__EXERCISE BRIEF__
Will you give the material below again, every line exactly as it is?

__Collected data entries__
-- Start --
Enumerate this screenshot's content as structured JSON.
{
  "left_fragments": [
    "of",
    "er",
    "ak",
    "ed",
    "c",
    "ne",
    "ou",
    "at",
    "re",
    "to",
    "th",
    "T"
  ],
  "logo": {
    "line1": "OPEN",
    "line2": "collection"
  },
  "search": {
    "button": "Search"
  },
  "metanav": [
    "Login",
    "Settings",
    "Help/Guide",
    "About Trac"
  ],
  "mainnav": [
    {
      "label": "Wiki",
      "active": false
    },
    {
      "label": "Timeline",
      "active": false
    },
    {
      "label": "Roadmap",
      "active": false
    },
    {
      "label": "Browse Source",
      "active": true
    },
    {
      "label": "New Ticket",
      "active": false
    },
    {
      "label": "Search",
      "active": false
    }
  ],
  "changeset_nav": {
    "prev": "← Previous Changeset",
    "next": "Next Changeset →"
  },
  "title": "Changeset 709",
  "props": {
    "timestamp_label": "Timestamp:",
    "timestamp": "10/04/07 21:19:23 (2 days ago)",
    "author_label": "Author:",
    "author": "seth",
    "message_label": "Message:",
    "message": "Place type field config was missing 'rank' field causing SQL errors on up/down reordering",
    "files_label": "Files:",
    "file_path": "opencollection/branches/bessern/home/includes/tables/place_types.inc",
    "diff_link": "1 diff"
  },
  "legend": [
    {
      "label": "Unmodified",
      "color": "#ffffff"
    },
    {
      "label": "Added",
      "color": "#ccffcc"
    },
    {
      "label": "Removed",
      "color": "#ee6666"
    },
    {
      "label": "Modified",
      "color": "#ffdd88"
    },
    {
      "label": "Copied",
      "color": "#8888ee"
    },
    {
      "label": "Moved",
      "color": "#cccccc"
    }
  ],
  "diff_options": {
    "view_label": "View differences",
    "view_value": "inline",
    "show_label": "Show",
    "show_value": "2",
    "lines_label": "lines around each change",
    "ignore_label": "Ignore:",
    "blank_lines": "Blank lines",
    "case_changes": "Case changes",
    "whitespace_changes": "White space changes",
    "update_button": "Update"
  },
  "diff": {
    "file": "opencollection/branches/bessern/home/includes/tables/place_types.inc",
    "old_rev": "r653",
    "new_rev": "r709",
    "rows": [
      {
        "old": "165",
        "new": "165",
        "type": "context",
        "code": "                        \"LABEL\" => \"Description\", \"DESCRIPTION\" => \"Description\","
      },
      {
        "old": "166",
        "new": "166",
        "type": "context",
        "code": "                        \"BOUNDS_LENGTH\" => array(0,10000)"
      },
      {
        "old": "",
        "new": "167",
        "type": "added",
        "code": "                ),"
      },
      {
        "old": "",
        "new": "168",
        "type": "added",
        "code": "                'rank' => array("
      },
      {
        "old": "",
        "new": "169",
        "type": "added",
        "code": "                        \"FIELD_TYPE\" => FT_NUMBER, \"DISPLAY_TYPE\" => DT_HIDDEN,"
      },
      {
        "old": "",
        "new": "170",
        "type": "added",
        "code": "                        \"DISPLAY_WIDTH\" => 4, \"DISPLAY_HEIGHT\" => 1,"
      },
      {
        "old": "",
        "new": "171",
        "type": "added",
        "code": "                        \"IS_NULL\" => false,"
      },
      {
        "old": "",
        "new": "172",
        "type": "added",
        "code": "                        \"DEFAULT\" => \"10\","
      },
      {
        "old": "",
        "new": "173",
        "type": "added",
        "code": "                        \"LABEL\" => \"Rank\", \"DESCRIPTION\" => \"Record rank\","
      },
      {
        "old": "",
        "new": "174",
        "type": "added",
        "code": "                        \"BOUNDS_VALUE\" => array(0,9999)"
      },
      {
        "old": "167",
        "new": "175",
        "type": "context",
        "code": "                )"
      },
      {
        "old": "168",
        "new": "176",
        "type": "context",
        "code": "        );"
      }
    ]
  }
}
-- End --
__EXERCISE RESULT__
Enumerate this screenshot's content as structured JSON.
{
  "left_fragments": [
    "of",
    "er",
    "ak",
    "ed",
    "c",
    "ne",
    "ou",
    "at",
    "re",
    "to",
    "th",
    "T"
  ],
  "logo": {
    "line1": "OPEN",
    "line2": "collection"
  },
  "search": {
    "button": "Search"
  },
  "metanav": [
    "Login",
    "Settings",
    "Help/Guide",
    "About Trac"
  ],
  "mainnav": [
    {
      "label": "Wiki",
      "active": false
    },
    {
      "label": "Timeline",
      "active": false
    },
    {
      "label": "Roadmap",
      "active": false
    },
    {
      "label": "Browse Source",
      "active": true
    },
    {
      "label": "New Ticket",
      "active": false
    },
    {
      "label": "Search",
      "active": false
    }
  ],
  "changeset_nav": {
    "prev": "← Previous Changeset",
    "next": "Next Changeset →"
  },
  "title": "Changeset 709",
  "props": {
    "timestamp_label": "Timestamp:",
    "timestamp": "10/04/07 21:19:23 (2 days ago)",
    "author_label": "Author:",
    "author": "seth",
    "message_label": "Message:",
    "message": "Place type field config was missing 'rank' field causing SQL errors on up/down reordering",
    "files_label": "Files:",
    "file_path": "opencollection/branches/bessern/home/includes/tables/place_types.inc",
    "diff_link": "1 diff"
  },
  "legend": [
    {
      "label": "Unmodified",
      "color": "#ffffff"
    },
    {
      "label": "Added",
      "color": "#ccffcc"
    },
    {
      "label": "Removed",
      "color": "#ee6666"
    },
    {
      "label": "Modified",
      "color": "#ffdd88"
    },
    {
      "label": "Copied",
      "color": "#8888ee"
    },
    {
      "label": "Moved",
      "color": "#cccccc"
    }
  ],
  "diff_options": {
    "view_label": "View differences",
    "view_value": "inline",
    "show_label": "Show",
    "show_value": "2",
    "lines_label": "lines around each change",
    "ignore_label": "Ignore:",
    "blank_lines": "Blank lines",
    "case_changes": "Case changes",
    "whitespace_changes": "White space changes",
    "update_button": "Update"
  },
  "diff": {
    "file": "opencollection/branches/bessern/home/includes/tables/place_types.inc",
    "old_rev": "r653",
    "new_rev": "r709",
    "rows": [
      {
        "old": "165",
        "new": "165",
        "type": "context",
        "code": "                        \"LABEL\" => \"Description\", \"DESCRIPTION\" => \"Description\","
      },
      {
        "old": "166",
        "new": "166",
        "type": "context",
        "code": "                        \"BOUNDS_LENGTH\" => array(0,10000)"
      },
      {
        "old": "",
        "new": "167",
        "type": "added",
        "code": "                ),"
      },
      {
        "old": "",
        "new": "168",
        "type": "added",
        "code": "                'rank' => array("
      },
      {
        "old": "",
        "new": "169",
        "type": "added",
        "code": "                        \"FIELD_TYPE\" => FT_NUMBER, \"DISPLAY_TYPE\" => DT_HIDDEN,"
      },
      {
        "old": "",
        "new": "170",
        "type": "added",
        "code": "                        \"DISPLAY_WIDTH\" => 4, \"DISPLAY_HEIGHT\" => 1,"
      },
      {
        "old": "",
        "new": "171",
        "type": "added",
        "code": "                        \"IS_NULL\" => false,"
      },
      {
        "old": "",
        "new": "172",
        "type": "added",
        "code": "                        \"DEFAULT\" => \"10\","
      },
      {
        "old": "",
        "new": "173",
        "type": "added",
        "code": "                        \"LABEL\" => \"Rank\", \"DESCRIPTION\" => \"Record rank\","
      },
      {
        "old": "",
        "new": "174",
        "type": "added",
        "code": "                        \"BOUNDS_VALUE\" => array(0,9999)"
      },
      {
        "old": "167",
        "new": "175",
        "type": "context",
        "code": "                )"
      },
      {
        "old": "168",
        "new": "176",
        "type": "context",
        "code": "        );"
      }
    ]
  }
}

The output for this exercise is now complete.